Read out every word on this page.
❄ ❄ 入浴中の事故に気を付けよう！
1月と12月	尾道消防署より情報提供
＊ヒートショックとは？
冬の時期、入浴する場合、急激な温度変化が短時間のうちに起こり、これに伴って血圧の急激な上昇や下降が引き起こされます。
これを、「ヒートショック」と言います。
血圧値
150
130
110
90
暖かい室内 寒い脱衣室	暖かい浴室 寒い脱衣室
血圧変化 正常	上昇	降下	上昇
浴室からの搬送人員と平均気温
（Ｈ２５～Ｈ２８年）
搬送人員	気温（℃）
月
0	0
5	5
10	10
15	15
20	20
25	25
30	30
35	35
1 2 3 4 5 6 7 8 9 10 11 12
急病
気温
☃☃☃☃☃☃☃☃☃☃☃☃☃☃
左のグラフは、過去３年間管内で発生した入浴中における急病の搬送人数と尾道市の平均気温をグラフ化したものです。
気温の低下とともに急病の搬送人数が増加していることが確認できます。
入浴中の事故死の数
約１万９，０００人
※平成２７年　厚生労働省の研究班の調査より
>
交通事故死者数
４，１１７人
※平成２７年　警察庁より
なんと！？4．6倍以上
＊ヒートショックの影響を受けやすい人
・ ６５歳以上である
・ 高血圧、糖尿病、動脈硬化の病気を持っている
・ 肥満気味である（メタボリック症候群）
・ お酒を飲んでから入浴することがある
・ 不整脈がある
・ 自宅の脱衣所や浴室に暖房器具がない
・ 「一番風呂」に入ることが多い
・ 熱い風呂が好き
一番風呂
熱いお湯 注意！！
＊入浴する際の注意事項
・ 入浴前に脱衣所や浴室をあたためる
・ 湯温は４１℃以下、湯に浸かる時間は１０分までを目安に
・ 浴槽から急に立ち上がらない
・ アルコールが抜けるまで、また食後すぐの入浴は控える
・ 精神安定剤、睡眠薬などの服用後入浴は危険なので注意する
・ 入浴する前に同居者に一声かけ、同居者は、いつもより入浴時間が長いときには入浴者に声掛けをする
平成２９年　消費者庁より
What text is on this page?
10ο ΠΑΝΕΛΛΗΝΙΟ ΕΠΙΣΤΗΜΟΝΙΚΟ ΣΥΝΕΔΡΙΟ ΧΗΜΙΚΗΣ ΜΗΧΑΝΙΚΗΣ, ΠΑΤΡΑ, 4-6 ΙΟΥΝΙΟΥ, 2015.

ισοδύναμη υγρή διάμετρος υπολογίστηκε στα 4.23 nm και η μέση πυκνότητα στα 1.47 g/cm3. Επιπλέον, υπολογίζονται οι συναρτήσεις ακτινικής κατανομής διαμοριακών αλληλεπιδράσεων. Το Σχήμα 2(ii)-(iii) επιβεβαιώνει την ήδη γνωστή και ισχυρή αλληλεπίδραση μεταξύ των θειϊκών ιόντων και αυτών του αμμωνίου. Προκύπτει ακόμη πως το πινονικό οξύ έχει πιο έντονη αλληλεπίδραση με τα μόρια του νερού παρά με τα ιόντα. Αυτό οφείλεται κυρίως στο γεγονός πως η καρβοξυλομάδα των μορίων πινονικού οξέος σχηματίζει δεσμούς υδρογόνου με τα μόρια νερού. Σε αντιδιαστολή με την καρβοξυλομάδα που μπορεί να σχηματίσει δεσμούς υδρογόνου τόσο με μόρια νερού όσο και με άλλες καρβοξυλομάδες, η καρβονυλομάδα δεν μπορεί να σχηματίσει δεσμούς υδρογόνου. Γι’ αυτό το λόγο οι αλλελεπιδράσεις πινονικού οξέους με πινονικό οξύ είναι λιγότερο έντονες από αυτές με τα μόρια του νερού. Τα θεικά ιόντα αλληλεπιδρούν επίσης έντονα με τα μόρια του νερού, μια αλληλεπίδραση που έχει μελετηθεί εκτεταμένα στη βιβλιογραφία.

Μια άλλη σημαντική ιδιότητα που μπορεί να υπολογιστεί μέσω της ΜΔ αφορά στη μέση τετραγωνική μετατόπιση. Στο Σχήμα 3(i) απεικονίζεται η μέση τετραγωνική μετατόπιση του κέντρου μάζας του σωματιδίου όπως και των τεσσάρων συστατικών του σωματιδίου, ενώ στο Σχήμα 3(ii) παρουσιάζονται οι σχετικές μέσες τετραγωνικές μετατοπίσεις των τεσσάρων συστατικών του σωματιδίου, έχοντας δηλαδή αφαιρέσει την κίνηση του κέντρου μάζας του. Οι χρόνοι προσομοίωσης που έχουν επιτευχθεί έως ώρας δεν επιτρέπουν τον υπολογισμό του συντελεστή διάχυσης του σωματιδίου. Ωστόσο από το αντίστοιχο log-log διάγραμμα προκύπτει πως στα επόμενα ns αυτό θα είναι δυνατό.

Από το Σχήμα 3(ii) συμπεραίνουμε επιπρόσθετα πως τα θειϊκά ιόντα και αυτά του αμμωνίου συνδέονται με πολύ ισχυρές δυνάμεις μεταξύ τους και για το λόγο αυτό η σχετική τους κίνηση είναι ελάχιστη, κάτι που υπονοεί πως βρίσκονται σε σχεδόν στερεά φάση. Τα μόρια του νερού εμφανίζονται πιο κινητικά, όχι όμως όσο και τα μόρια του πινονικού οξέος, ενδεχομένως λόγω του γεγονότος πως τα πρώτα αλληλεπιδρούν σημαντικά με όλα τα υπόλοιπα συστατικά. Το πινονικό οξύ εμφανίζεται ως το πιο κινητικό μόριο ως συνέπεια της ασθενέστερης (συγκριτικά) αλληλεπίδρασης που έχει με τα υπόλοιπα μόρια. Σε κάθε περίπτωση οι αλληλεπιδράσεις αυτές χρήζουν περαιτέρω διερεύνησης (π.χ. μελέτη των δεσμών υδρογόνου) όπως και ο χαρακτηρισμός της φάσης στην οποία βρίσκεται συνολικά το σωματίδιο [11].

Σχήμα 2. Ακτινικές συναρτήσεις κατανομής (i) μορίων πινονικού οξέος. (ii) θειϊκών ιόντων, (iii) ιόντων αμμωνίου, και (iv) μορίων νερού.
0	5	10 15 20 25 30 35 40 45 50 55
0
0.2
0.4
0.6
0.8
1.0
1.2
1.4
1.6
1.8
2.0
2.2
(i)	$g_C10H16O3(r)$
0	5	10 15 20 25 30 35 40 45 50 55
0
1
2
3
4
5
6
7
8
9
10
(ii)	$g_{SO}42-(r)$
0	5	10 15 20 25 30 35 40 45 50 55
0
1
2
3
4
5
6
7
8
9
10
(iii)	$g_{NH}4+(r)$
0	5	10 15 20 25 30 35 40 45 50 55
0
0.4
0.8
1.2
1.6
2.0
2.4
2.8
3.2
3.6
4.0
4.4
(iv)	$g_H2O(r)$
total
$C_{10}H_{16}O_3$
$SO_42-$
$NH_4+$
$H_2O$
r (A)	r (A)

*Task to complete*
Quote the data above in full, changing nothing.

*Final result*
Read out every word on this page.
❄ ❄ 入浴中の事故に気を付けよう！
1月と12月	尾道消防署より情報提供
＊ヒートショックとは？
冬の時期、入浴する場合、急激な温度変化が短時間のうちに起こり、これに伴って血圧の急激な上昇や下降が引き起こされます。
これを、「ヒートショック」と言います。
血圧値
150
130
110
90
暖かい室内 寒い脱衣室	暖かい浴室 寒い脱衣室
血圧変化 正常	上昇	降下	上昇
浴室からの搬送人員と平均気温
（Ｈ２５～Ｈ２８年）
搬送人員	気温（℃）
月
0	0
5	5
10	10
15	15
20	20
25	25
30	30
35	35
1 2 3 4 5 6 7 8 9 10 11 12
急病
気温
☃☃☃☃☃☃☃☃☃☃☃☃☃☃
左のグラフは、過去３年間管内で発生した入浴中における急病の搬送人数と尾道市の平均気温をグラフ化したものです。
気温の低下とともに急病の搬送人数が増加していることが確認できます。
入浴中の事故死の数
約１万９，０００人
※平成２７年　厚生労働省の研究班の調査より
>
交通事故死者数
４，１１７人
※平成２７年　警察庁より
なんと！？4．6倍以上
＊ヒートショックの影響を受けやすい人
・ ６５歳以上である
・ 高血圧、糖尿病、動脈硬化の病気を持っている
・ 肥満気味である（メタボリック症候群）
・ お酒を飲んでから入浴することがある
・ 不整脈がある
・ 自宅の脱衣所や浴室に暖房器具がない
・ 「一番風呂」に入ることが多い
・ 熱い風呂が好き
一番風呂
熱いお湯 注意！！
＊入浴する際の注意事項
・ 入浴前に脱衣所や浴室をあたためる
・ 湯温は４１℃以下、湯に浸かる時間は１０分までを目安に
・ 浴槽から急に立ち上がらない
・ アルコールが抜けるまで、また食後すぐの入浴は控える
・ 精神安定剤、睡眠薬などの服用後入浴は危険なので注意する
・ 入浴する前に同居者に一声かけ、同居者は、いつもより入浴時間が長いときには入浴者に声掛けをする
平成２９年　消費者庁より
What text is on this page?
10ο ΠΑΝΕΛΛΗΝΙΟ ΕΠΙΣΤΗΜΟΝΙΚΟ ΣΥΝΕΔΡΙΟ ΧΗΜΙΚΗΣ ΜΗΧΑΝΙΚΗΣ, ΠΑΤΡΑ, 4-6 ΙΟΥΝΙΟΥ, 2015.

ισοδύναμη υγρή διάμετρος υπολογίστηκε στα 4.23 nm και η μέση πυκνότητα στα 1.47 g/cm3. Επιπλέον, υπολογίζονται οι συναρτήσεις ακτινικής κατανομής διαμοριακών αλληλεπιδράσεων. Το Σχήμα 2(ii)-(iii) επιβεβαιώνει την ήδη γνωστή και ισχυρή αλληλεπίδραση μεταξύ των θειϊκών ιόντων και αυτών του αμμωνίου. Προκύπτει ακόμη πως το πινονικό οξύ έχει πιο έντονη αλληλεπίδραση με τα μόρια του νερού παρά με τα ιόντα. Αυτό οφείλεται κυρίως στο γεγονός πως η καρβοξυλομάδα των μορίων πινονικού οξέος σχηματίζει δεσμούς υδρογόνου με τα μόρια νερού. Σε αντιδιαστολή με την καρβοξυλομάδα που μπορεί να σχηματίσει δεσμούς υδρογόνου τόσο με μόρια νερού όσο και με άλλες καρβοξυλομάδες, η καρβονυλομάδα δεν μπορεί να σχηματίσει δεσμούς υδρογόνου. Γι’ αυτό το λόγο οι αλλελεπιδράσεις πινονικού οξέους με πινονικό οξύ είναι λιγότερο έντονες από αυτές με τα μόρια του νερού. Τα θεικά ιόντα αλληλεπιδρούν επίσης έντονα με τα μόρια του νερού, μια αλληλεπίδραση που έχει μελετηθεί εκτεταμένα στη βιβλιογραφία.

Μια άλλη σημαντική ιδιότητα που μπορεί να υπολογιστεί μέσω της ΜΔ αφορά στη μέση τετραγωνική μετατόπιση. Στο Σχήμα 3(i) απεικονίζεται η μέση τετραγωνική μετατόπιση του κέντρου μάζας του σωματιδίου όπως και των τεσσάρων συστατικών του σωματιδίου, ενώ στο Σχήμα 3(ii) παρουσιάζονται οι σχετικές μέσες τετραγωνικές μετατοπίσεις των τεσσάρων συστατικών του σωματιδίου, έχοντας δηλαδή αφαιρέσει την κίνηση του κέντρου μάζας του. Οι χρόνοι προσομοίωσης που έχουν επιτευχθεί έως ώρας δεν επιτρέπουν τον υπολογισμό του συντελεστή διάχυσης του σωματιδίου. Ωστόσο από το αντίστοιχο log-log διάγραμμα προκύπτει πως στα επόμενα ns αυτό θα είναι δυνατό.

Από το Σχήμα 3(ii) συμπεραίνουμε επιπρόσθετα πως τα θειϊκά ιόντα και αυτά του αμμωνίου συνδέονται με πολύ ισχυρές δυνάμεις μεταξύ τους και για το λόγο αυτό η σχετική τους κίνηση είναι ελάχιστη, κάτι που υπονοεί πως βρίσκονται σε σχεδόν στερεά φάση. Τα μόρια του νερού εμφανίζονται πιο κινητικά, όχι όμως όσο και τα μόρια του πινονικού οξέος, ενδεχομένως λόγω του γεγονότος πως τα πρώτα αλληλεπιδρούν σημαντικά με όλα τα υπόλοιπα συστατικά. Το πινονικό οξύ εμφανίζεται ως το πιο κινητικό μόριο ως συνέπεια της ασθενέστερης (συγκριτικά) αλληλεπίδρασης που έχει με τα υπόλοιπα μόρια. Σε κάθε περίπτωση οι αλληλεπιδράσεις αυτές χρήζουν περαιτέρω διερεύνησης (π.χ. μελέτη των δεσμών υδρογόνου) όπως και ο χαρακτηρισμός της φάσης στην οποία βρίσκεται συνολικά το σωματίδιο [11].

Σχήμα 2. Ακτινικές συναρτήσεις κατανομής (i) μορίων πινονικού οξέος. (ii) θειϊκών ιόντων, (iii) ιόντων αμμωνίου, και (iv) μορίων νερού.
0	5	10 15 20 25 30 35 40 45 50 55
0
0.2
0.4
0.6
0.8
1.0
1.2
1.4
1.6
1.8
2.0
2.2
(i)	$g_C10H16O3(r)$
0	5	10 15 20 25 30 35 40 45 50 55
0
1
2
3
4
5
6
7
8
9
10
(ii)	$g_{SO}42-(r)$
0	5	10 15 20 25 30 35 40 45 50 55
0
1
2
3
4
5
6
7
8
9
10
(iii)	$g_{NH}4+(r)$
0	5	10 15 20 25 30 35 40 45 50 55
0
0.4
0.8
1.2
1.6
2.0
2.4
2.8
3.2
3.6
4.0
4.4
(iv)	$g_H2O(r)$
total
$C_{10}H_{16}O_3$
$SO_42-$
$NH_4+$
$H_2O$
r (A)	r (A)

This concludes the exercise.